--- Structured figure records ---

..............................

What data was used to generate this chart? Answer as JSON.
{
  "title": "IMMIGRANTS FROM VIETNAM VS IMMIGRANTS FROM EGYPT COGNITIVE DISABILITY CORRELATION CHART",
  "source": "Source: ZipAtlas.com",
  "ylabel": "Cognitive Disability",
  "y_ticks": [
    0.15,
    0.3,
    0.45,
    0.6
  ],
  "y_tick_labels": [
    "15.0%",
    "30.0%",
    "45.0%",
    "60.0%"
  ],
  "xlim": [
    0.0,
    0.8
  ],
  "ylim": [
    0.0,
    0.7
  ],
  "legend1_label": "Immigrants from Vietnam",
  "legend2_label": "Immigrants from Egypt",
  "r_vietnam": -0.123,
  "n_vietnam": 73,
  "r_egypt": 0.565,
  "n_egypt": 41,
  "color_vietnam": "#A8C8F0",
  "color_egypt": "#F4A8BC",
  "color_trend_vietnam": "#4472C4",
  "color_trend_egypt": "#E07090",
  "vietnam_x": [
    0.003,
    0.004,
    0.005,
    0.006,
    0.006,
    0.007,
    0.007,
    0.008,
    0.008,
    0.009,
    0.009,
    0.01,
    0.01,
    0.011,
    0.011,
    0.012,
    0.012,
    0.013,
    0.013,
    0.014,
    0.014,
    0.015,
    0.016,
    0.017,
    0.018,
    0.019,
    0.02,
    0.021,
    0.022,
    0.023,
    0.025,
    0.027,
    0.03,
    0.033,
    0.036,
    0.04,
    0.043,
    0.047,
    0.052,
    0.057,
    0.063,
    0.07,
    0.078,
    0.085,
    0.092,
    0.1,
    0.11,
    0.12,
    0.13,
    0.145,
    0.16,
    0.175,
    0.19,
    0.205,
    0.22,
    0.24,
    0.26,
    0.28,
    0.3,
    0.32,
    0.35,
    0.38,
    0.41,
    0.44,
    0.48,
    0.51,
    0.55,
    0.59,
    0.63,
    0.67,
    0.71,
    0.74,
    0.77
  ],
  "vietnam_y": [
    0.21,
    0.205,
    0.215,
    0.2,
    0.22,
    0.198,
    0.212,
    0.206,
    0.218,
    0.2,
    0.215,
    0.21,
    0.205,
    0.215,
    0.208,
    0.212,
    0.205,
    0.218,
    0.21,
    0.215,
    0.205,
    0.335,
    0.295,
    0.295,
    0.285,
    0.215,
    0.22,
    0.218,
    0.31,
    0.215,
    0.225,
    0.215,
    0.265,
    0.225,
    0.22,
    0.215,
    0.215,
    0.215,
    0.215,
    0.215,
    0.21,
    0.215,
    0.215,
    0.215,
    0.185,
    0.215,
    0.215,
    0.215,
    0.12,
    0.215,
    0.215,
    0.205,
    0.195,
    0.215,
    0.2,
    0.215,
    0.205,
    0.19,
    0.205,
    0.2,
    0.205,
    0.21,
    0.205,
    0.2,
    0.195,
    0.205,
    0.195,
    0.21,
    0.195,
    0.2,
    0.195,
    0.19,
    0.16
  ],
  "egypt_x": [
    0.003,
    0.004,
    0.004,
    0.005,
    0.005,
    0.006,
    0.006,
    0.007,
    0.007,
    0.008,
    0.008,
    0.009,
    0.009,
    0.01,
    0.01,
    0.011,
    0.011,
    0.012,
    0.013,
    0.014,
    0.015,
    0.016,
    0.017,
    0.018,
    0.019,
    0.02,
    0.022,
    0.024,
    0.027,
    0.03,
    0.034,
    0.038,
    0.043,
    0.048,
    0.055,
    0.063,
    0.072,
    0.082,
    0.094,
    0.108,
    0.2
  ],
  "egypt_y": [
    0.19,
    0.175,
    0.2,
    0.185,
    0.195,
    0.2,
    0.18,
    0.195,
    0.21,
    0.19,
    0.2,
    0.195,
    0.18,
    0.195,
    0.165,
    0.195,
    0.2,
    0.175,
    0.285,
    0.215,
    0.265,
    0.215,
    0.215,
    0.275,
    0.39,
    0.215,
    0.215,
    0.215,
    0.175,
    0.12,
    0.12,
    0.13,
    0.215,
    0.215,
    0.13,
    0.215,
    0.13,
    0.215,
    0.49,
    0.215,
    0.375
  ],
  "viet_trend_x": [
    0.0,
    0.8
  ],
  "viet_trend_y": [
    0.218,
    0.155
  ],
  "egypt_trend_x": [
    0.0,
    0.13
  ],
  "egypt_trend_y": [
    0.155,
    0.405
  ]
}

..............................

Your task is to repeat the data exactly; please include every line.

--- Full response ---
What data was used to generate this chart? Answer as JSON.
{
  "title": "IMMIGRANTS FROM VIETNAM VS IMMIGRANTS FROM EGYPT COGNITIVE DISABILITY CORRELATION CHART",
  "source": "Source: ZipAtlas.com",
  "ylabel": "Cognitive Disability",
  "y_ticks": [
    0.15,
    0.3,
    0.45,
    0.6
  ],
  "y_tick_labels": [
    "15.0%",
    "30.0%",
    "45.0%",
    "60.0%"
  ],
  "xlim": [
    0.0,
    0.8
  ],
  "ylim": [
    0.0,
    0.7
  ],
  "legend1_label": "Immigrants from Vietnam",
  "legend2_label": "Immigrants from Egypt",
  "r_vietnam": -0.123,
  "n_vietnam": 73,
  "r_egypt": 0.565,
  "n_egypt": 41,
  "color_vietnam": "#A8C8F0",
  "color_egypt": "#F4A8BC",
  "color_trend_vietnam": "#4472C4",
  "color_trend_egypt": "#E07090",
  "vietnam_x": [
    0.003,
    0.004,
    0.005,
    0.006,
    0.006,
    0.007,
    0.007,
    0.008,
    0.008,
    0.009,
    0.009,
    0.01,
    0.01,
    0.011,
    0.011,
    0.012,
    0.012,
    0.013,
    0.013,
    0.014,
    0.014,
    0.015,
    0.016,
    0.017,
    0.018,
    0.019,
    0.02,
    0.021,
    0.022,
    0.023,
    0.025,
    0.027,
    0.03,
    0.033,
    0.036,
    0.04,
    0.043,
    0.047,
    0.052,
    0.057,
    0.063,
    0.07,
    0.078,
    0.085,
    0.092,
    0.1,
    0.11,
    0.12,
    0.13,
    0.145,
    0.16,
    0.175,
    0.19,
    0.205,
    0.22,
    0.24,
    0.26,
    0.28,
    0.3,
    0.32,
    0.35,
    0.38,
    0.41,
    0.44,
    0.48,
    0.51,
    0.55,
    0.59,
    0.63,
    0.67,
    0.71,
    0.74,
    0.77
  ],
  "vietnam_y": [
    0.21,
    0.205,
    0.215,
    0.2,
    0.22,
    0.198,
    0.212,
    0.206,
    0.218,
    0.2,
    0.215,
    0.21,
    0.205,
    0.215,
    0.208,
    0.212,
    0.205,
    0.218,
    0.21,
    0.215,
    0.205,
    0.335,
    0.295,
    0.295,
    0.285,
    0.215,
    0.22,
    0.218,
    0.31,
    0.215,
    0.225,
    0.215,
    0.265,
    0.225,
    0.22,
    0.215,
    0.215,
    0.215,
    0.215,
    0.215,
    0.21,
    0.215,
    0.215,
    0.215,
    0.185,
    0.215,
    0.215,
    0.215,
    0.12,
    0.215,
    0.215,
    0.205,
    0.195,
    0.215,
    0.2,
    0.215,
    0.205,
    0.19,
    0.205,
    0.2,
    0.205,
    0.21,
    0.205,
    0.2,
    0.195,
    0.205,
    0.195,
    0.21,
    0.195,
    0.2,
    0.195,
    0.19,
    0.16
  ],
  "egypt_x": [
    0.003,
    0.004,
    0.004,
    0.005,
    0.005,
    0.006,
    0.006,
    0.007,
    0.007,
    0.008,
    0.008,
    0.009,
    0.009,
    0.01,
    0.01,
    0.011,
    0.011,
    0.012,
    0.013,
    0.014,
    0.015,
    0.016,
    0.017,
    0.018,
    0.019,
    0.02,
    0.022,
    0.024,
    0.027,
    0.03,
    0.034,
    0.038,
    0.043,
    0.048,
    0.055,
    0.063,
    0.072,
    0.082,
    0.094,
    0.108,
    0.2
  ],
  "egypt_y": [
    0.19,
    0.175,
    0.2,
    0.185,
    0.195,
    0.2,
    0.18,
    0.195,
    0.21,
    0.19,
    0.2,
    0.195,
    0.18,
    0.195,
    0.165,
    0.195,
    0.2,
    0.175,
    0.285,
    0.215,
    0.265,
    0.215,
    0.215,
    0.275,
    0.39,
    0.215,
    0.215,
    0.215,
    0.175,
    0.12,
    0.12,
    0.13,
    0.215,
    0.215,
    0.13,
    0.215,
    0.13,
    0.215,
    0.49,
    0.215,
    0.375
  ],
  "viet_trend_x": [
    0.0,
    0.8
  ],
  "viet_trend_y": [
    0.218,
    0.155
  ],
  "egypt_trend_x": [
    0.0,
    0.13
  ],
  "egypt_trend_y": [
    0.155,
    0.405
  ]
}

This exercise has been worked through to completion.